> [Brief]: Wherever the word "badge" appears in a line, extract that line.

> [Record list]:
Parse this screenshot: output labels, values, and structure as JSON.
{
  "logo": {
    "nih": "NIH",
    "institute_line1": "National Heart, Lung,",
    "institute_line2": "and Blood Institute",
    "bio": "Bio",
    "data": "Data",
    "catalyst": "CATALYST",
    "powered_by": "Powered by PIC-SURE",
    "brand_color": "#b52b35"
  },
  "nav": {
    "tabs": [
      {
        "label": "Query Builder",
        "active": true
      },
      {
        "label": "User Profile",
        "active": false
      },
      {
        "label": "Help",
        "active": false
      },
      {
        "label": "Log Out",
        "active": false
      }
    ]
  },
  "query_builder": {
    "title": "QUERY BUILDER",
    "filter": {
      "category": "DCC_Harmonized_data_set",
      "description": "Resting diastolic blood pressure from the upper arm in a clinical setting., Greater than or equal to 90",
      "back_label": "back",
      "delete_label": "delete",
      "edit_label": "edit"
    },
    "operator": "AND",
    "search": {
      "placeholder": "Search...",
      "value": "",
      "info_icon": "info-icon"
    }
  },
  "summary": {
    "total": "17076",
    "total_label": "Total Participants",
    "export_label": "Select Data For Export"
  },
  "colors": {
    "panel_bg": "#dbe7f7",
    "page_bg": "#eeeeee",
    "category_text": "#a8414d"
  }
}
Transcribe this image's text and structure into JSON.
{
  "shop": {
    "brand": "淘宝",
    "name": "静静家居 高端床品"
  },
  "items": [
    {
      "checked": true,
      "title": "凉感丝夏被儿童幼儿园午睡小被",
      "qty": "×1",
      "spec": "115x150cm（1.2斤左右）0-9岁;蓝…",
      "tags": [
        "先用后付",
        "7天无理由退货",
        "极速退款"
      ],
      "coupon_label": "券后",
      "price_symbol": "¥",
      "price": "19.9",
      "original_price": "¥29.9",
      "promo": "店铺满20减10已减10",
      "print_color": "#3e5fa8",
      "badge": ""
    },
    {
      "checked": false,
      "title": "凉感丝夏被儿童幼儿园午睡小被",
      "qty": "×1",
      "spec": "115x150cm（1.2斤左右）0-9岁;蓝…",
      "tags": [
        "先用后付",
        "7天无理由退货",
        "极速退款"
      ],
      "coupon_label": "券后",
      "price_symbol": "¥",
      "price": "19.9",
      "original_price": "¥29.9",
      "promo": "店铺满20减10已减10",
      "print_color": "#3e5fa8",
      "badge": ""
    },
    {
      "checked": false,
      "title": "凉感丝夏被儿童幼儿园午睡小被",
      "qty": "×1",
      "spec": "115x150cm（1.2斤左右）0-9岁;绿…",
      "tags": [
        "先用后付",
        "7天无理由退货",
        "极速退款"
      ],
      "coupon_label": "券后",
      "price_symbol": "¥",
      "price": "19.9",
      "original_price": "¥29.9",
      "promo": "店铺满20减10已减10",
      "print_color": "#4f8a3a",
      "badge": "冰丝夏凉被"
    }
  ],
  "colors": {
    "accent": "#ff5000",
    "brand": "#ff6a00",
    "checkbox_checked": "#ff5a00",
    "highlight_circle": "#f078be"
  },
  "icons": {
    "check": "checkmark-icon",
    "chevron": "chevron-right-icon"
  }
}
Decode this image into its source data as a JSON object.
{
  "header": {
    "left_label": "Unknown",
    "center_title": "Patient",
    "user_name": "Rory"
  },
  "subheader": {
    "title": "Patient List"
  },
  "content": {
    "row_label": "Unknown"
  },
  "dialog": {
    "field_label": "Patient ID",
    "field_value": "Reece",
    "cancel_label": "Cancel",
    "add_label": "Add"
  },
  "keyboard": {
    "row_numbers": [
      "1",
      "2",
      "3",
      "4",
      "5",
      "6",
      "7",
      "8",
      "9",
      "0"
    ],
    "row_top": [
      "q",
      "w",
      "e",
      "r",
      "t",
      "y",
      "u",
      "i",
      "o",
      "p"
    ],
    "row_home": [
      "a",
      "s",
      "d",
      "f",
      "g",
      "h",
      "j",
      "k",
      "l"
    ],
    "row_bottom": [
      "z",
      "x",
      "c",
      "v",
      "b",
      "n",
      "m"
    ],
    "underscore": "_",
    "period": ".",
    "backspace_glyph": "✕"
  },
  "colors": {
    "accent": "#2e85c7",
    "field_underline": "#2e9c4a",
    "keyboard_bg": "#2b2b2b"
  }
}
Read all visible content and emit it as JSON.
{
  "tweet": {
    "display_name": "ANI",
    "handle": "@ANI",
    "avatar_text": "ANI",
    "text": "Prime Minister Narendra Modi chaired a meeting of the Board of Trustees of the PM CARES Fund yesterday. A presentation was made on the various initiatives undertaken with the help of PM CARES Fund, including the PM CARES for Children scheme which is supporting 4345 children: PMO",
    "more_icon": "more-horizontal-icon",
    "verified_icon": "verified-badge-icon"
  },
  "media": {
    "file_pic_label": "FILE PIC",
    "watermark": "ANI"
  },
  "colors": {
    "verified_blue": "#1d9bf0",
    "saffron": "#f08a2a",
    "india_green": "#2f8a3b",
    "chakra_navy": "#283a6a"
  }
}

> [Result for this exercise]:
      "badge": ""
      "badge": ""
      "badge": "冰丝夏凉被"
    "verified_icon": "verified-badge-icon"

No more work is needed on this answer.